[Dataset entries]
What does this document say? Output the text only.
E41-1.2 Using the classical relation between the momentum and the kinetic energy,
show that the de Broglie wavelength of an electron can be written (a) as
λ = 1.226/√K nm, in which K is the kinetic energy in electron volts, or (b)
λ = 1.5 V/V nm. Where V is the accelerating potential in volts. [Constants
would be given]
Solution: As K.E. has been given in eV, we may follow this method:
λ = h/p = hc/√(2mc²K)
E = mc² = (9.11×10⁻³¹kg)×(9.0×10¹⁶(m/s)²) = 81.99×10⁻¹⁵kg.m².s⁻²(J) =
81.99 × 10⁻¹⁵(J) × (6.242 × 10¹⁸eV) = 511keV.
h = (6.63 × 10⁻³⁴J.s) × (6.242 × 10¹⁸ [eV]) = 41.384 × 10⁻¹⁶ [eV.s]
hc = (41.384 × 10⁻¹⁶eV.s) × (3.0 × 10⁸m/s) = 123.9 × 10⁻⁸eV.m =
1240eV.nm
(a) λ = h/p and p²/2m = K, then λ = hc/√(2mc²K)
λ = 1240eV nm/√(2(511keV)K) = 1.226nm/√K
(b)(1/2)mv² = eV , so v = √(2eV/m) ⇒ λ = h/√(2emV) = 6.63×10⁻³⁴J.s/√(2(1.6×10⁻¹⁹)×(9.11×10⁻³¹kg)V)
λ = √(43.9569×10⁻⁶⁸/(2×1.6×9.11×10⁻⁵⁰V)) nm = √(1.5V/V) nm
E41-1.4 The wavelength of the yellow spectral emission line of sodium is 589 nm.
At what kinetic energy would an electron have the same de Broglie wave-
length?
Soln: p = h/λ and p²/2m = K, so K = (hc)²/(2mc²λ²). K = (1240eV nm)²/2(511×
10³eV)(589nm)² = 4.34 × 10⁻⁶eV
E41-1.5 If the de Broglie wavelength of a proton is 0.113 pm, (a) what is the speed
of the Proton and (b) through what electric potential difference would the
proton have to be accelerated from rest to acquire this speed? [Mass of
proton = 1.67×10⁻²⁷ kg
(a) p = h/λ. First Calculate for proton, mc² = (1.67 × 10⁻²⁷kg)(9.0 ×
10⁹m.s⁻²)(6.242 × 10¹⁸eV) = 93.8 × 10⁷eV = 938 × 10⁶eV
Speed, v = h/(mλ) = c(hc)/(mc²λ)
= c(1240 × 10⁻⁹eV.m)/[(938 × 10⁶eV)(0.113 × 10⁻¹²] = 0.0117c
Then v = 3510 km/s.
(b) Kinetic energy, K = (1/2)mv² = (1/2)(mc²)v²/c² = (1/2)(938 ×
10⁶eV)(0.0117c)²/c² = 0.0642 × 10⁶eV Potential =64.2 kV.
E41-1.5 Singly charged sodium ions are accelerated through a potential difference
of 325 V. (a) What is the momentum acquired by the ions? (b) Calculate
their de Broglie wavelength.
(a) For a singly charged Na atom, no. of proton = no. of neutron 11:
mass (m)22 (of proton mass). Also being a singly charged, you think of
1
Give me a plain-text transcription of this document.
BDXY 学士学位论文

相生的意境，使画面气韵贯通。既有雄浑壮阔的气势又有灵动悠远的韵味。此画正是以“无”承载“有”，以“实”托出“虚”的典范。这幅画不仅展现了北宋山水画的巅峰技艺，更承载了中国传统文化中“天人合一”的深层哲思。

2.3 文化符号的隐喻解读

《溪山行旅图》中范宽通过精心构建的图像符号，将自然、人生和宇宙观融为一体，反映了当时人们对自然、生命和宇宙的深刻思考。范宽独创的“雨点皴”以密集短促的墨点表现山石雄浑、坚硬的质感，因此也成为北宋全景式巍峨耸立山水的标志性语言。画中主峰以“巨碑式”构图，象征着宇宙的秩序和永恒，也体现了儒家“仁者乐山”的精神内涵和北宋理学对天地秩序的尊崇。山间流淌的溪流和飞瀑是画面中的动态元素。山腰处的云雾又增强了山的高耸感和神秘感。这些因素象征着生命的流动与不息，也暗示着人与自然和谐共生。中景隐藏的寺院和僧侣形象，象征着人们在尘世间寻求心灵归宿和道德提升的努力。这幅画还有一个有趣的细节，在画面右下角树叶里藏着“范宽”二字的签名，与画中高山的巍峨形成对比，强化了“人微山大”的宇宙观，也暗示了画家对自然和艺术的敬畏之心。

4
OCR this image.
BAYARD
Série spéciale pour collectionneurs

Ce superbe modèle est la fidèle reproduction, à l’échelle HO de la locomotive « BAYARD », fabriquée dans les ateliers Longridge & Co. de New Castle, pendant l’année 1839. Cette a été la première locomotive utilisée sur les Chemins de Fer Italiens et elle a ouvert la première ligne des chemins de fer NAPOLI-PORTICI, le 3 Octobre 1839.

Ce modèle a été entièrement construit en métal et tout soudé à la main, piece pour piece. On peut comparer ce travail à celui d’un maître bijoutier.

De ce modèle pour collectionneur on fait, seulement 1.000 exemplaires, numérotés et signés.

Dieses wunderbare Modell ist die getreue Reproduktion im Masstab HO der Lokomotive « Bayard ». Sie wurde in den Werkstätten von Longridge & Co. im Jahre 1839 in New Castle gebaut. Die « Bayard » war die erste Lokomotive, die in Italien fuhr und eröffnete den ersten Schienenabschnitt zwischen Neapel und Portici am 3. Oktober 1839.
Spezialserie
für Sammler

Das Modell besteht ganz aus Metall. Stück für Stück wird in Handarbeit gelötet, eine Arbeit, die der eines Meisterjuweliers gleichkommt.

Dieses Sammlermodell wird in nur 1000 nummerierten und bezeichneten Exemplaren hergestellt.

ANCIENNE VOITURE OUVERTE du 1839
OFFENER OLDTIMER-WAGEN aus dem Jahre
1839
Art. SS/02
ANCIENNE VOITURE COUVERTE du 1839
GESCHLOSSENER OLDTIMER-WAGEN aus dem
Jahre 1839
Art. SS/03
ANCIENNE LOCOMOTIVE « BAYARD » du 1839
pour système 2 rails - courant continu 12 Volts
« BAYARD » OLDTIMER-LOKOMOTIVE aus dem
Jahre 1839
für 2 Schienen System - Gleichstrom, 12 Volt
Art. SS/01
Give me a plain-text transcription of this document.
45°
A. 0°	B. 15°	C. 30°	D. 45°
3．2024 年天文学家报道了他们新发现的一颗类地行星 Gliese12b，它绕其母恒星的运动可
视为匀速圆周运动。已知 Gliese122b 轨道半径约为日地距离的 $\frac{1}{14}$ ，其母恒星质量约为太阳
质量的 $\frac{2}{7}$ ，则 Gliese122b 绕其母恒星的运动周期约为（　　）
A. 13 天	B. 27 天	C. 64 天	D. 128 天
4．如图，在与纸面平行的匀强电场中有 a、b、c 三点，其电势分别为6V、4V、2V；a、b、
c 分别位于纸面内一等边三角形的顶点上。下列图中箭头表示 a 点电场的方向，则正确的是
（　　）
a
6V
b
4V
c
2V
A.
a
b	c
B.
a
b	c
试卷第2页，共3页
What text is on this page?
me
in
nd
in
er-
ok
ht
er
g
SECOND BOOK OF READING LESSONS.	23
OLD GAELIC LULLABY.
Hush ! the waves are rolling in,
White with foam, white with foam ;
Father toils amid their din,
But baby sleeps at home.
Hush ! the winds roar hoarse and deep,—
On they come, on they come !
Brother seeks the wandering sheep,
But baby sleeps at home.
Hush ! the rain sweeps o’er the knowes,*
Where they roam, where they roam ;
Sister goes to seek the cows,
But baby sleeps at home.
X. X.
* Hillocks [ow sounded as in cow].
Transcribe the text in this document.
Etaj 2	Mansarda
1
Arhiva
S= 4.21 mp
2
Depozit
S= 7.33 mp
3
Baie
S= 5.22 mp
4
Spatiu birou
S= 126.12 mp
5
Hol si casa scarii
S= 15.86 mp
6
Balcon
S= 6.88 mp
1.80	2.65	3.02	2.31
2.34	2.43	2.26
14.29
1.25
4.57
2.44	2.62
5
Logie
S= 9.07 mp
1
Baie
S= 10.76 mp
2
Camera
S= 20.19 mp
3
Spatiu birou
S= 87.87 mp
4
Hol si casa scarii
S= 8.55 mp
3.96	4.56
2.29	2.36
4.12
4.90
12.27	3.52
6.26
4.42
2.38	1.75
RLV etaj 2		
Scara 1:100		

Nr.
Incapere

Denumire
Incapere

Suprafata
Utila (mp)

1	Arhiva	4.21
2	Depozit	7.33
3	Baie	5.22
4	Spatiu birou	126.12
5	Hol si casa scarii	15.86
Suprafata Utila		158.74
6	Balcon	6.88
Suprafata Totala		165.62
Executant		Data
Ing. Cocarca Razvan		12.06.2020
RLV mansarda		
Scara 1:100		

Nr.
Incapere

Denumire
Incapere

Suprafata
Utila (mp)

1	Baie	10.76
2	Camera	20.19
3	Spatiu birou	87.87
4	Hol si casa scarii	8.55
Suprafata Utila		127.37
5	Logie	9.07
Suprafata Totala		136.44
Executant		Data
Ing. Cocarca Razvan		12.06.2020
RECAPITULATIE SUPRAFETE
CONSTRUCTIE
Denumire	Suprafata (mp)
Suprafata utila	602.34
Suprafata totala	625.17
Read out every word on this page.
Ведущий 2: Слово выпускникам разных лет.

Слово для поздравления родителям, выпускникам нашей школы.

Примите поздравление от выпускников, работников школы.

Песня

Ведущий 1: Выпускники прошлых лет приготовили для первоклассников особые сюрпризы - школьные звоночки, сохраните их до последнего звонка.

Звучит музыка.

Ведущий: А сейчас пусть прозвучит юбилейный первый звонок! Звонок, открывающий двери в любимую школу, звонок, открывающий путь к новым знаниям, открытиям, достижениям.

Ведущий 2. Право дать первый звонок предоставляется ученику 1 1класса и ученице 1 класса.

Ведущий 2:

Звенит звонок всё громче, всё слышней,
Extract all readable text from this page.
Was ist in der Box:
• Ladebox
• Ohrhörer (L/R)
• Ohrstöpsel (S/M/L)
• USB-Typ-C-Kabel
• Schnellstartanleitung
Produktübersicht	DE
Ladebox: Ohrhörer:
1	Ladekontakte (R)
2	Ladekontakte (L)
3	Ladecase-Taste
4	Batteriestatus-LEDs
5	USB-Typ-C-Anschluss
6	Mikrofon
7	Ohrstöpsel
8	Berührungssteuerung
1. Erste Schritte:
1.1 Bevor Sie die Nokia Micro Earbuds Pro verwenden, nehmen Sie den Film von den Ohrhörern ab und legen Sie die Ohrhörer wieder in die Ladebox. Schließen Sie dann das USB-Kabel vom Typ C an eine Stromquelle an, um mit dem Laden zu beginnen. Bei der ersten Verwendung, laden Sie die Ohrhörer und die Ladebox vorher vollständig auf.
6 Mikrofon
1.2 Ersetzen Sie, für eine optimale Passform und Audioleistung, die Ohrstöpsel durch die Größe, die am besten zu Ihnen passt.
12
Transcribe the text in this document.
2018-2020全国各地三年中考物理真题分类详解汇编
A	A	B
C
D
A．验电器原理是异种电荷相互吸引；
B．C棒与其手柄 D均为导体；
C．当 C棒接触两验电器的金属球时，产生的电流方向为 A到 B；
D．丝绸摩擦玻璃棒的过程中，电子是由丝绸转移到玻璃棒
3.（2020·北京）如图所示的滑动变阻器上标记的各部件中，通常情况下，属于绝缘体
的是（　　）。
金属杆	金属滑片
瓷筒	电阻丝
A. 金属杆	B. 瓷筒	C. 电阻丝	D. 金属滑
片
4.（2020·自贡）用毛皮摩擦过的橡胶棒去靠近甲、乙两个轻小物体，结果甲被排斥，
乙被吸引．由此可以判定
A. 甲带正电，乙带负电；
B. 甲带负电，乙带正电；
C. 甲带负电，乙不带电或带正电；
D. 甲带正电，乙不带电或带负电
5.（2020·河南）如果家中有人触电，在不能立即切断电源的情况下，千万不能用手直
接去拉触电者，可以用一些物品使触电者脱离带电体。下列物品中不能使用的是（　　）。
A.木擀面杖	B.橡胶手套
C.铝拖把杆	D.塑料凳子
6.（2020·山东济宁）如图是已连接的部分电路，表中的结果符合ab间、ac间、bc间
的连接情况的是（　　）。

:: WORK TO BE COMPLETED ::
Find the count of lines in the data above where the string "ions" occurs. Provide that number alone.

:: EXERCISE RESULT ::
2